Written instruction: Each record must be retyped in full. No character may differ.

..............................

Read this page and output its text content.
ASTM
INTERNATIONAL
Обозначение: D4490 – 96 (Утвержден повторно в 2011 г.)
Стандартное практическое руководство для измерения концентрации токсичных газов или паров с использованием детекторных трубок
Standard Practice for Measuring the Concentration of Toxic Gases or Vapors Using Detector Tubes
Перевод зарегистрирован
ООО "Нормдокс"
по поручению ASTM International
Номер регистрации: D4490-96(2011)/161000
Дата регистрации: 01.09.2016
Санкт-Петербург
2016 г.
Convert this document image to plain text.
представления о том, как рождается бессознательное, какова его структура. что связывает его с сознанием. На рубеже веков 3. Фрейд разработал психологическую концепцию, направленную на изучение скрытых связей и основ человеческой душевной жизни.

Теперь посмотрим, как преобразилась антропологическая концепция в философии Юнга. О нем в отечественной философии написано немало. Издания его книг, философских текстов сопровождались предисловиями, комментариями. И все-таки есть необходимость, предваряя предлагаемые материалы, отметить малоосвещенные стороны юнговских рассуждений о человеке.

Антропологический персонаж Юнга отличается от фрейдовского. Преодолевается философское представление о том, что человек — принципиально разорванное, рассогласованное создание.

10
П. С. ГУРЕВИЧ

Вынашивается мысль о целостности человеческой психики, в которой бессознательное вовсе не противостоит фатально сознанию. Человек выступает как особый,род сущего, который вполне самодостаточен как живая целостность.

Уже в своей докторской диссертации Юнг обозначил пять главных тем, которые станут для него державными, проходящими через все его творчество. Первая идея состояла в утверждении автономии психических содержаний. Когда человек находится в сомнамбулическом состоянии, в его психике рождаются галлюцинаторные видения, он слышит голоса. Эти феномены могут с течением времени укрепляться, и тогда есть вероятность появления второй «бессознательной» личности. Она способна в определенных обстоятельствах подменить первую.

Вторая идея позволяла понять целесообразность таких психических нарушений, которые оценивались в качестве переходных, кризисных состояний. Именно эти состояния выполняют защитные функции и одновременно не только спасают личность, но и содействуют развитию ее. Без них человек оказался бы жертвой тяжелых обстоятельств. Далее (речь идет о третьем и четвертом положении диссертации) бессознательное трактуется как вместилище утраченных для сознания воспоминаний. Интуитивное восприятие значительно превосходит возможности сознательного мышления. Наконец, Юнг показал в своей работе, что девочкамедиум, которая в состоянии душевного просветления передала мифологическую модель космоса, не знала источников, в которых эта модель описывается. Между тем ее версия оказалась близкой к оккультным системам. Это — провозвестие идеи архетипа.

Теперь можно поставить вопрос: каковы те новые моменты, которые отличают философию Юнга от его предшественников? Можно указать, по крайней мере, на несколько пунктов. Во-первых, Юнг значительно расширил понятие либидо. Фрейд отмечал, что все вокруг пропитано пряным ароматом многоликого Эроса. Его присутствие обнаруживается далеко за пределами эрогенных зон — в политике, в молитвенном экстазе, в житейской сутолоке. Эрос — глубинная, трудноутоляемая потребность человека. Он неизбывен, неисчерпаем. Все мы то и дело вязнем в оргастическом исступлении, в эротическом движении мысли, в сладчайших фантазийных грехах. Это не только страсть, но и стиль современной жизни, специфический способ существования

..............................

Task solution:
Read this page and output its text content.
ASTM
INTERNATIONAL
Обозначение: D4490 – 96 (Утвержден повторно в 2011 г.)
Стандартное практическое руководство для измерения концентрации токсичных газов или паров с использованием детекторных трубок
Standard Practice for Measuring the Concentration of Toxic Gases or Vapors Using Detector Tubes
Перевод зарегистрирован
ООО "Нормдокс"
по поручению ASTM International
Номер регистрации: D4490-96(2011)/161000
Дата регистрации: 01.09.2016
Санкт-Петербург
2016 г.
Convert this document image to plain text.
представления о том, как рождается бессознательное, какова его структура. что связывает его с сознанием. На рубеже веков 3. Фрейд разработал психологическую концепцию, направленную на изучение скрытых связей и основ человеческой душевной жизни.

Теперь посмотрим, как преобразилась антропологическая концепция в философии Юнга. О нем в отечественной философии написано немало. Издания его книг, философских текстов сопровождались предисловиями, комментариями. И все-таки есть необходимость, предваряя предлагаемые материалы, отметить малоосвещенные стороны юнговских рассуждений о человеке.

Антропологический персонаж Юнга отличается от фрейдовского. Преодолевается философское представление о том, что человек — принципиально разорванное, рассогласованное создание.

10
П. С. ГУРЕВИЧ

Вынашивается мысль о целостности человеческой психики, в которой бессознательное вовсе не противостоит фатально сознанию. Человек выступает как особый,род сущего, который вполне самодостаточен как живая целостность.

Уже в своей докторской диссертации Юнг обозначил пять главных тем, которые станут для него державными, проходящими через все его творчество. Первая идея состояла в утверждении автономии психических содержаний. Когда человек находится в сомнамбулическом состоянии, в его психике рождаются галлюцинаторные видения, он слышит голоса. Эти феномены могут с течением времени укрепляться, и тогда есть вероятность появления второй «бессознательной» личности. Она способна в определенных обстоятельствах подменить первую.

Вторая идея позволяла понять целесообразность таких психических нарушений, которые оценивались в качестве переходных, кризисных состояний. Именно эти состояния выполняют защитные функции и одновременно не только спасают личность, но и содействуют развитию ее. Без них человек оказался бы жертвой тяжелых обстоятельств. Далее (речь идет о третьем и четвертом положении диссертации) бессознательное трактуется как вместилище утраченных для сознания воспоминаний. Интуитивное восприятие значительно превосходит возможности сознательного мышления. Наконец, Юнг показал в своей работе, что девочкамедиум, которая в состоянии душевного просветления передала мифологическую модель космоса, не знала источников, в которых эта модель описывается. Между тем ее версия оказалась близкой к оккультным системам. Это — провозвестие идеи архетипа.

Теперь можно поставить вопрос: каковы те новые моменты, которые отличают философию Юнга от его предшественников? Можно указать, по крайней мере, на несколько пунктов. Во-первых, Юнг значительно расширил понятие либидо. Фрейд отмечал, что все вокруг пропитано пряным ароматом многоликого Эроса. Его присутствие обнаруживается далеко за пределами эрогенных зон — в политике, в молитвенном экстазе, в житейской сутолоке. Эрос — глубинная, трудноутоляемая потребность человека. Он неизбывен, неисчерпаем. Все мы то и дело вязнем в оргастическом исступлении, в эротическом движении мысли, в сладчайших фантазийных грехах. Это не только страсть, но и стиль современной жизни, специфический способ существования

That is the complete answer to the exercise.